====== RECORDS PROVIDED

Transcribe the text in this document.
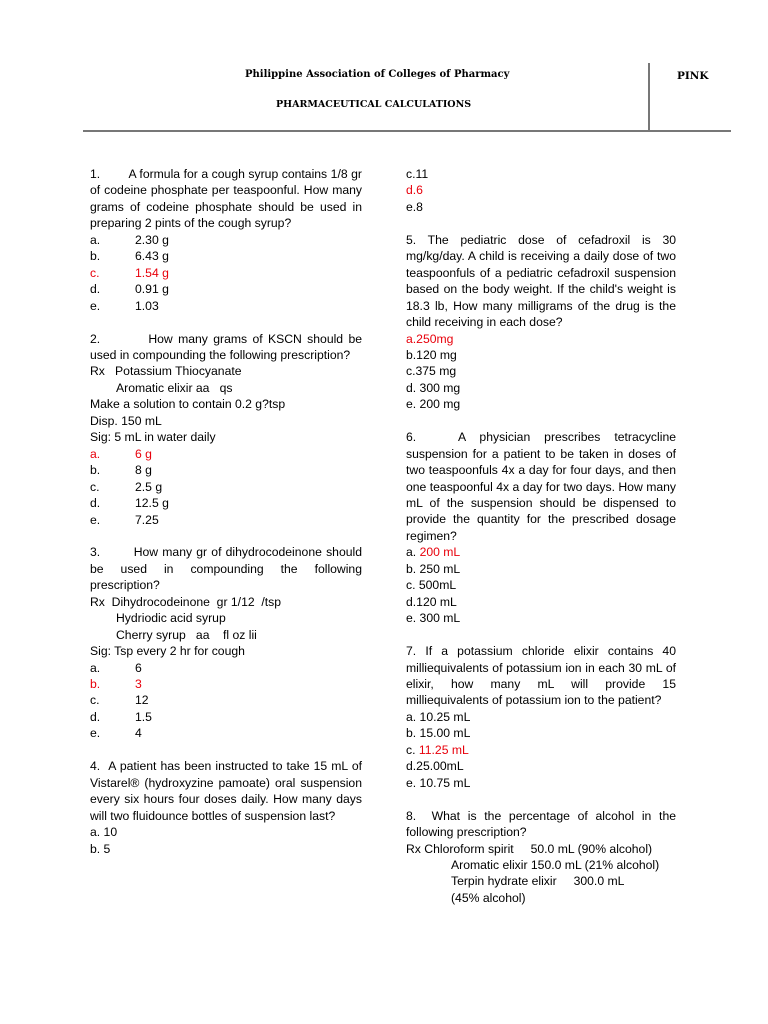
Philippine Association of Colleges of Pharmacy
PHARMACEUTICAL CALCULATIONS
PINK

1.        A formula for a cough syrup contains 1/8 gr of codeine phosphate per teaspoonful. How many grams of codeine phosphate should be used in preparing 2 pints of the cough syrup?

a.	2.30 g

b.	6.43 g

c.	1.54 g

d.	0.91 g

e.	1.03

2.         How many grams of KSCN should be used in compounding the following prescription?

Rx   Potassium Thiocyanate

Aromatic elixir aa   qs

Make a solution to contain 0.2 g?tsp

Disp. 150 mL

Sig: 5 mL in water daily

a.	6 g

b.	8 g

c.	2.5 g

d.	12.5 g

e.	7.25

3.        How many gr of dihydrocodeinone should be used in compounding the following prescription?

Rx  Dihydrocodeinone  gr 1/12  /tsp

Hydriodic acid syrup

Cherry syrup   aa    fl oz lii

Sig: Tsp every 2 hr for cough

a.	6

b.	3

c.	12

d.	1.5

e.	4

4.  A patient has been instructed to take 15 mL of Vistarel® (hydroxyzine pamoate) oral suspension every six hours four doses daily. How many days will two fluidounce bottles of suspension last?

a. 10

b. 5

c.11

d.6

e.8

5. The pediatric dose of cefadroxil is 30 mg/kg/day. A child is receiving a daily dose of two teaspoonfuls of a pediatric cefadroxil suspension based on the body weight. If the child's weight is 18.3 lb, How many milligrams of the drug is the child receiving in each dose?

a.250mg

b.120 mg

c.375 mg

d. 300 mg

e. 200 mg

6.   A physician prescribes tetracycline suspension for a patient to be taken in doses of two teaspoonfuls 4x a day for four days, and then one teaspoonful 4x a day for two days. How many mL of the suspension should be dispensed to provide the quantity for the prescribed dosage regimen?

a. 200 mL

b. 250 mL

c. 500mL

d.120 mL

e. 300 mL

7. If a potassium chloride elixir contains 40 milliequivalents of potassium ion in each 30 mL of elixir, how many mL will provide 15 milliequivalents of potassium ion to the patient?

a. 10.25 mL

b. 15.00 mL

c. 11.25 mL

d.25.00mL

e. 10.75 mL

8.  What is the percentage of alcohol in the following prescription?

Rx Chloroform spirit     50.0 mL (90% alcohol)

Aromatic elixir 150.0 mL (21% alcohol)

Terpin hydrate elixir     300.0 mL

(45% alcohol)
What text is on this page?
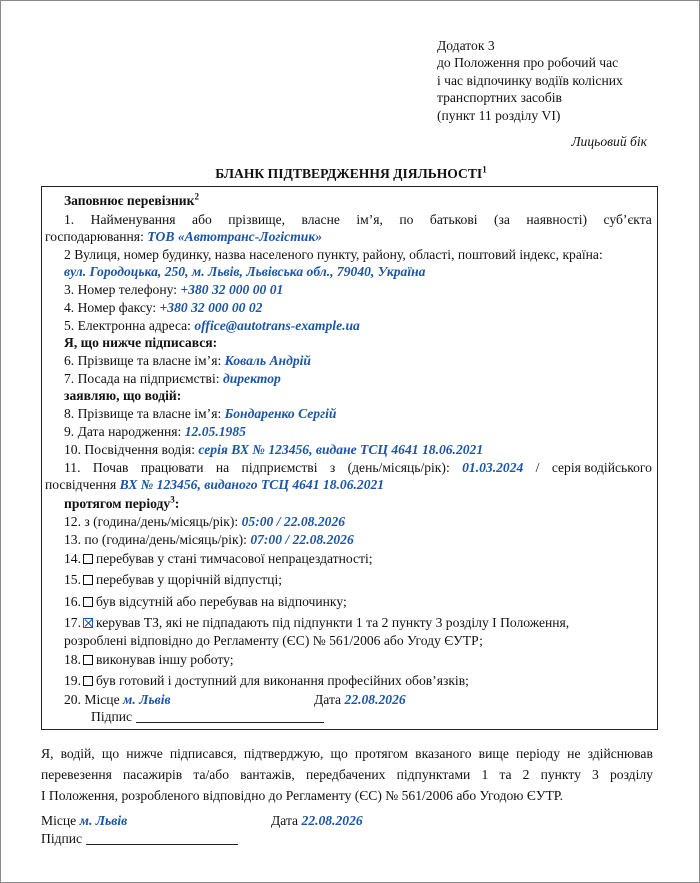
Додаток 3
до Положення про робочий час
і час відпочинку водіїв колісних
транспортних засобів
(пункт 11 розділу VI)
Лицьовий бік
БЛАНК ПІДТВЕРДЖЕННЯ ДІЯЛЬНОСТІ$^1$
Заповнює перевізник$^2$
1. Найменування або прізвище, власне ім’я, по батькові (за наявності) суб’єкта
господарювання: ТОВ «Автотранс-Логістик»
2 Вулиця, номер будинку, назва населеного пункту, району, області, поштовий індекс, країна:
вул. Городоцька, 250, м. Львів, Львівська обл., 79040, Україна
3. Номер телефону: +380 32 000 00 01
4. Номер факсу: +380 32 000 00 02
5. Електронна адреса: office@autotrans-example.ua
Я, що нижче підписався:
6. Прізвище та власне ім’я: Коваль Андрій
7. Посада на підприємстві: директор
заявляю, що водій:
8. Прізвище та власне ім’я: Бондаренко Сергій
9. Дата народження: 12.05.1985
10. Посвідчення водія: серія ВХ № 123456, видане ТСЦ 4641 18.06.2021
11. Почав працювати на підприємстві з (день/місяць/рік): 01.03.2024 / серія водійського
посвідчення ВХ № 123456, виданого ТСЦ 4641 18.06.2021
протягом періоду$^3$:
12. з (година/день/місяць/рік): 05:00 / 22.08.2026
13. по (година/день/місяць/рік): 07:00 / 22.08.2026
14. перебував у стані тимчасової непрацездатності;
15. перебував у щорічній відпустці;
16. був відсутній або перебував на відпочинку;
17. керував ТЗ, які не підпадають під підпункти 1 та 2 пункту 3 розділу І Положення,
розроблені відповідно до Регламенту (ЄС) № 561/2006 або Угоду ЄУТР;
18. виконував іншу роботу;
19. був готовий і доступний для виконання професійних обов’язків;
20. Місце м. Львів	Дата 22.08.2026
Підпис
Я, водій, що нижче підписався, підтверджую, що протягом вказаного вище періоду не здійснював
перевезення пасажирів та/або вантажів, передбачених підпунктами 1 та 2 пункту 3 розділу
І Положення, розробленого відповідно до Регламенту (ЄС) № 561/2006 або Угодою ЄУТР.
Місце м. Львів	Дата 22.08.2026
Підпис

============

### EXERCISE
Omit the pictures, and quote the material above exactly as given.

### ANSWER TO THIS TASK
Transcribe the text in this document.
Philippine Association of Colleges of Pharmacy
PHARMACEUTICAL CALCULATIONS
PINK

1.        A formula for a cough syrup contains 1/8 gr of codeine phosphate per teaspoonful. How many grams of codeine phosphate should be used in preparing 2 pints of the cough syrup?

a.	2.30 g

b.	6.43 g

c.	1.54 g

d.	0.91 g

e.	1.03

2.         How many grams of KSCN should be used in compounding the following prescription?

Rx   Potassium Thiocyanate

Aromatic elixir aa   qs

Make a solution to contain 0.2 g?tsp

Disp. 150 mL

Sig: 5 mL in water daily

a.	6 g

b.	8 g

c.	2.5 g

d.	12.5 g

e.	7.25

3.        How many gr of dihydrocodeinone should be used in compounding the following prescription?

Rx  Dihydrocodeinone  gr 1/12  /tsp

Hydriodic acid syrup

Cherry syrup   aa    fl oz lii

Sig: Tsp every 2 hr for cough

a.	6

b.	3

c.	12

d.	1.5

e.	4

4.  A patient has been instructed to take 15 mL of Vistarel® (hydroxyzine pamoate) oral suspension every six hours four doses daily. How many days will two fluidounce bottles of suspension last?

a. 10

b. 5

c.11

d.6

e.8

5. The pediatric dose of cefadroxil is 30 mg/kg/day. A child is receiving a daily dose of two teaspoonfuls of a pediatric cefadroxil suspension based on the body weight. If the child's weight is 18.3 lb, How many milligrams of the drug is the child receiving in each dose?

a.250mg

b.120 mg

c.375 mg

d. 300 mg

e. 200 mg

6.   A physician prescribes tetracycline suspension for a patient to be taken in doses of two teaspoonfuls 4x a day for four days, and then one teaspoonful 4x a day for two days. How many mL of the suspension should be dispensed to provide the quantity for the prescribed dosage regimen?

a. 200 mL

b. 250 mL

c. 500mL

d.120 mL

e. 300 mL

7. If a potassium chloride elixir contains 40 milliequivalents of potassium ion in each 30 mL of elixir, how many mL will provide 15 milliequivalents of potassium ion to the patient?

a. 10.25 mL

b. 15.00 mL

c. 11.25 mL

d.25.00mL

e. 10.75 mL

8.  What is the percentage of alcohol in the following prescription?

Rx Chloroform spirit     50.0 mL (90% alcohol)

Aromatic elixir 150.0 mL (21% alcohol)

Terpin hydrate elixir     300.0 mL

(45% alcohol)
What text is on this page?
Додаток 3
до Положення про робочий час
і час відпочинку водіїв колісних
транспортних засобів
(пункт 11 розділу VI)
Лицьовий бік
БЛАНК ПІДТВЕРДЖЕННЯ ДІЯЛЬНОСТІ$^1$
Заповнює перевізник$^2$
1. Найменування або прізвище, власне ім’я, по батькові (за наявності) суб’єкта
господарювання: ТОВ «Автотранс-Логістик»
2 Вулиця, номер будинку, назва населеного пункту, району, області, поштовий індекс, країна:
вул. Городоцька, 250, м. Львів, Львівська обл., 79040, Україна
3. Номер телефону: +380 32 000 00 01
4. Номер факсу: +380 32 000 00 02
5. Електронна адреса: office@autotrans-example.ua
Я, що нижче підписався:
6. Прізвище та власне ім’я: Коваль Андрій
7. Посада на підприємстві: директор
заявляю, що водій:
8. Прізвище та власне ім’я: Бондаренко Сергій
9. Дата народження: 12.05.1985
10. Посвідчення водія: серія ВХ № 123456, видане ТСЦ 4641 18.06.2021
11. Почав працювати на підприємстві з (день/місяць/рік): 01.03.2024 / серія водійського
посвідчення ВХ № 123456, виданого ТСЦ 4641 18.06.2021
протягом періоду$^3$:
12. з (година/день/місяць/рік): 05:00 / 22.08.2026
13. по (година/день/місяць/рік): 07:00 / 22.08.2026
14. перебував у стані тимчасової непрацездатності;
15. перебував у щорічній відпустці;
16. був відсутній або перебував на відпочинку;
17. керував ТЗ, які не підпадають під підпункти 1 та 2 пункту 3 розділу І Положення,
розроблені відповідно до Регламенту (ЄС) № 561/2006 або Угоду ЄУТР;
18. виконував іншу роботу;
19. був готовий і доступний для виконання професійних обов’язків;
20. Місце м. Львів	Дата 22.08.2026
Підпис
Я, водій, що нижче підписався, підтверджую, що протягом вказаного вище періоду не здійснював
перевезення пасажирів та/або вантажів, передбачених підпунктами 1 та 2 пункту 3 розділу
І Положення, розробленого відповідно до Регламенту (ЄС) № 561/2006 або Угодою ЄУТР.
Місце м. Львів	Дата 22.08.2026
Підпис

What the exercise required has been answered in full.